## GIVEN PROBLEM
Copy, from the entries below, each line where the word "this" can be found.

........

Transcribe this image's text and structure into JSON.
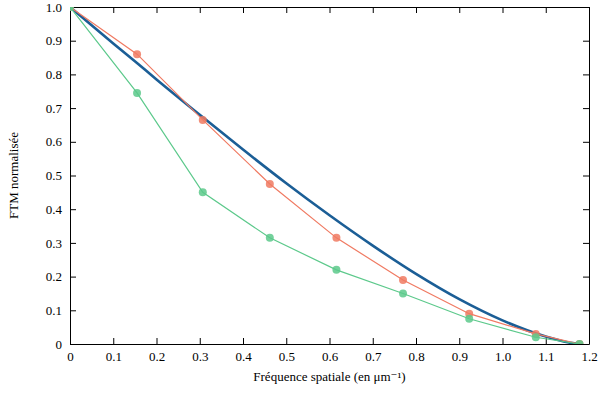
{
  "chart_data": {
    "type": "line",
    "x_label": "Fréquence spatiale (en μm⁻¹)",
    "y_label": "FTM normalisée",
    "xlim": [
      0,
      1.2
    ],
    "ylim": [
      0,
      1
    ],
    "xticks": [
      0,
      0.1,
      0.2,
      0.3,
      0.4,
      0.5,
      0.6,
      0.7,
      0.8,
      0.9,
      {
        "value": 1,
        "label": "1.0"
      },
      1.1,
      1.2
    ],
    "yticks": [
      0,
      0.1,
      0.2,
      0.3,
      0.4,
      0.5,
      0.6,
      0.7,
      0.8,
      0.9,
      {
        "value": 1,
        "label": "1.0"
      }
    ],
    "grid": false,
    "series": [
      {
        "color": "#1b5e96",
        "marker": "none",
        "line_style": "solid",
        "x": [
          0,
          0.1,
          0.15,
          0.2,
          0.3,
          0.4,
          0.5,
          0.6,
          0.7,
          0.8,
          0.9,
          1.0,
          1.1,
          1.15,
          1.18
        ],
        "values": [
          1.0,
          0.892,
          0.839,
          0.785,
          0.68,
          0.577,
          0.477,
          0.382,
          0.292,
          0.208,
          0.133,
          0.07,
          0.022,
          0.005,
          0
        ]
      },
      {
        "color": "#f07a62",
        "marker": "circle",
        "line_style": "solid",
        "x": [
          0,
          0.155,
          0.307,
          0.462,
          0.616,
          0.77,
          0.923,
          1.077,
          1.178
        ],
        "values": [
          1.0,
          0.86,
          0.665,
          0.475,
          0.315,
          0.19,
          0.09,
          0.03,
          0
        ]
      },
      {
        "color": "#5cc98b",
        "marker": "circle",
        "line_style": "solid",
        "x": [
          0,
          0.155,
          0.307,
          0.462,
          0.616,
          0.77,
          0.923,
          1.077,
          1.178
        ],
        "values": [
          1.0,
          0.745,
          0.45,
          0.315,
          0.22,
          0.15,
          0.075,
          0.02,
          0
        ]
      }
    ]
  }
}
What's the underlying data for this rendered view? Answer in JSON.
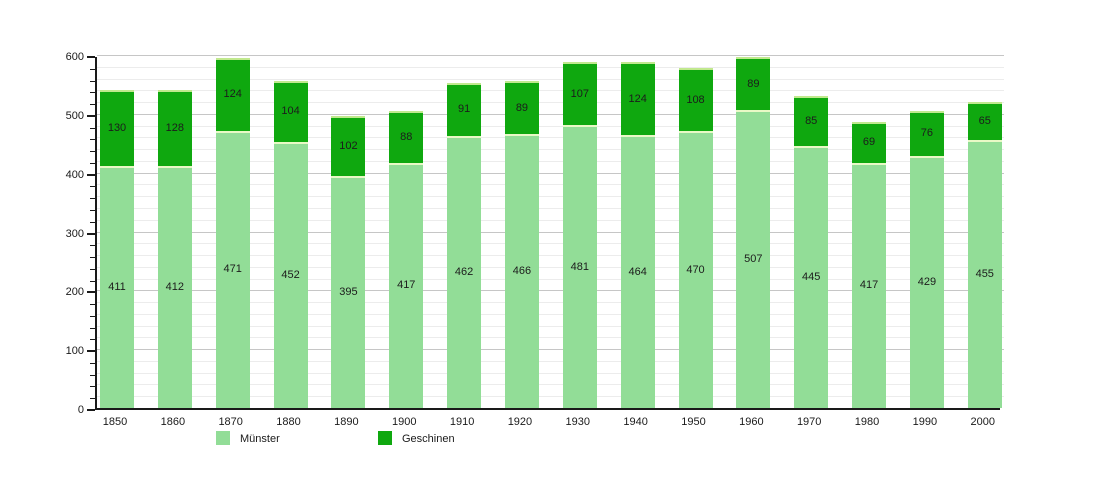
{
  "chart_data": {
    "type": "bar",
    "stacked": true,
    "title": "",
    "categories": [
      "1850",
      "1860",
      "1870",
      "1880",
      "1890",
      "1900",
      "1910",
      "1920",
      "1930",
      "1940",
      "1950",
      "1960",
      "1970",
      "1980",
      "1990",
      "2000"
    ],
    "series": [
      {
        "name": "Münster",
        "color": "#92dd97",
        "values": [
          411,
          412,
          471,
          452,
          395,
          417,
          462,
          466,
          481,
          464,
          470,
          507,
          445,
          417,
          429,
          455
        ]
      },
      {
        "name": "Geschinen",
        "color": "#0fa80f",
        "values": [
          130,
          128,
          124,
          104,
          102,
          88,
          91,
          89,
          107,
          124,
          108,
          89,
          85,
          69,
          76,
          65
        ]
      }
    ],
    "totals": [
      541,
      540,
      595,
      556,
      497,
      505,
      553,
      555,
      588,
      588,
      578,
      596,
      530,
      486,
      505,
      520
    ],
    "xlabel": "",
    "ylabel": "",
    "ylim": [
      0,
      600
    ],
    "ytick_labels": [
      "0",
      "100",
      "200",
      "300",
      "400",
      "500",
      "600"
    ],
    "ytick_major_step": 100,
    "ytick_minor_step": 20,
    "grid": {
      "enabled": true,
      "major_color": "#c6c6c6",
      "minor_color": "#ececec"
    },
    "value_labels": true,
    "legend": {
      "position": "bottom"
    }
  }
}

........

## EXPECTED ANSWER
Transcribe this image's text and structure into JSON.
What's the underlying data for this rendered view? Answer in JSON.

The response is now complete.